:: Provided data ::

>>

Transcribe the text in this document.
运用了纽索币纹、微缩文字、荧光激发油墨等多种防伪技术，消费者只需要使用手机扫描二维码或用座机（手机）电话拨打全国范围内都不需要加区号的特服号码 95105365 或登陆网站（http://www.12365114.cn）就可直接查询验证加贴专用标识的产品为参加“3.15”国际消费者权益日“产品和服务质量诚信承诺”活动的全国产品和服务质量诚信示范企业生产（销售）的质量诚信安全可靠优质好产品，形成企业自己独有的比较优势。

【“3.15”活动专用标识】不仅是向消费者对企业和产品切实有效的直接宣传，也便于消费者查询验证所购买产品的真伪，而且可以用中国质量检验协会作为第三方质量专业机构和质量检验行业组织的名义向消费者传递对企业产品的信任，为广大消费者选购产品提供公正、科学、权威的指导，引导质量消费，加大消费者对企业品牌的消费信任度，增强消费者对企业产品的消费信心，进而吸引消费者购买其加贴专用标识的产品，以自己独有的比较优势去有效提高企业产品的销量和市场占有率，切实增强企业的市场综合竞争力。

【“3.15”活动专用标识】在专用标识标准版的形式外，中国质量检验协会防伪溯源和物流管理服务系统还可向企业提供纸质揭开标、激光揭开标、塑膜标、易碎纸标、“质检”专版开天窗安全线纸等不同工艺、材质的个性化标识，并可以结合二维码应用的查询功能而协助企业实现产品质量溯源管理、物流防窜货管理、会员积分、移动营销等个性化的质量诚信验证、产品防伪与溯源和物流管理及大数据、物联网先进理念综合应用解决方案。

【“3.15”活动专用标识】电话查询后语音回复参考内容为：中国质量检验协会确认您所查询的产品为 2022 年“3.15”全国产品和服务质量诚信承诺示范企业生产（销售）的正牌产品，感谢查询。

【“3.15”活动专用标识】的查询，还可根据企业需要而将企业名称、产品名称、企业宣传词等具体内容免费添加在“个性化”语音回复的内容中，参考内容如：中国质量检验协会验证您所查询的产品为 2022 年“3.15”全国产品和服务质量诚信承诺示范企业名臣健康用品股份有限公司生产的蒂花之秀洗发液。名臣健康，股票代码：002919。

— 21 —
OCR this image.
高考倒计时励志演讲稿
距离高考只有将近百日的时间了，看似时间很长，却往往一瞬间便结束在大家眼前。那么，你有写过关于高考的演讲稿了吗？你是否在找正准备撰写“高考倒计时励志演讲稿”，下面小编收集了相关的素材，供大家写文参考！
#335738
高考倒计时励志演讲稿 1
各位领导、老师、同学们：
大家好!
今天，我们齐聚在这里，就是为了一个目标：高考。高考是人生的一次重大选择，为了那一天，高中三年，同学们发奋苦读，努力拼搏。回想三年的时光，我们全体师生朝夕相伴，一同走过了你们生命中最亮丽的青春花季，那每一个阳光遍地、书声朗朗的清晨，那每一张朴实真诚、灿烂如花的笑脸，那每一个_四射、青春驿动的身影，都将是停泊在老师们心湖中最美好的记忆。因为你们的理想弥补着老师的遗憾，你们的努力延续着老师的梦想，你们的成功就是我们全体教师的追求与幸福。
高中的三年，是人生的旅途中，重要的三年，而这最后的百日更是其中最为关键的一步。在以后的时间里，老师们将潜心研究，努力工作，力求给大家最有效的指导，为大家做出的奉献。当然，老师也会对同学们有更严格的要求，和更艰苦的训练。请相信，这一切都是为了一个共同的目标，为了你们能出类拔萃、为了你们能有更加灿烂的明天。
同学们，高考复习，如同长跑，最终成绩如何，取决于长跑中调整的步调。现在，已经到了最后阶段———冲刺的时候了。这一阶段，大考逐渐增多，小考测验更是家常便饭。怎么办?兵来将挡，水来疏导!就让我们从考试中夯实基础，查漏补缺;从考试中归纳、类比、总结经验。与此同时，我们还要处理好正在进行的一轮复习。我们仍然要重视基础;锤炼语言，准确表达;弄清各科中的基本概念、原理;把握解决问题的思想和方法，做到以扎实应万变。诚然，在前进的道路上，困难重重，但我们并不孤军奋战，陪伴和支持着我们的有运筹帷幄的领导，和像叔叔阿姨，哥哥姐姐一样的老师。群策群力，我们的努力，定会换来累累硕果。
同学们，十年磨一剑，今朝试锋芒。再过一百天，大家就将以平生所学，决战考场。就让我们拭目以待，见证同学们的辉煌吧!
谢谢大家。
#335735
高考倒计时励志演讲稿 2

<<

:: What is required ::
Copy all lines from the material that include "this".

:: Correct output ::
Transcribe the text in this document.
OCR this image.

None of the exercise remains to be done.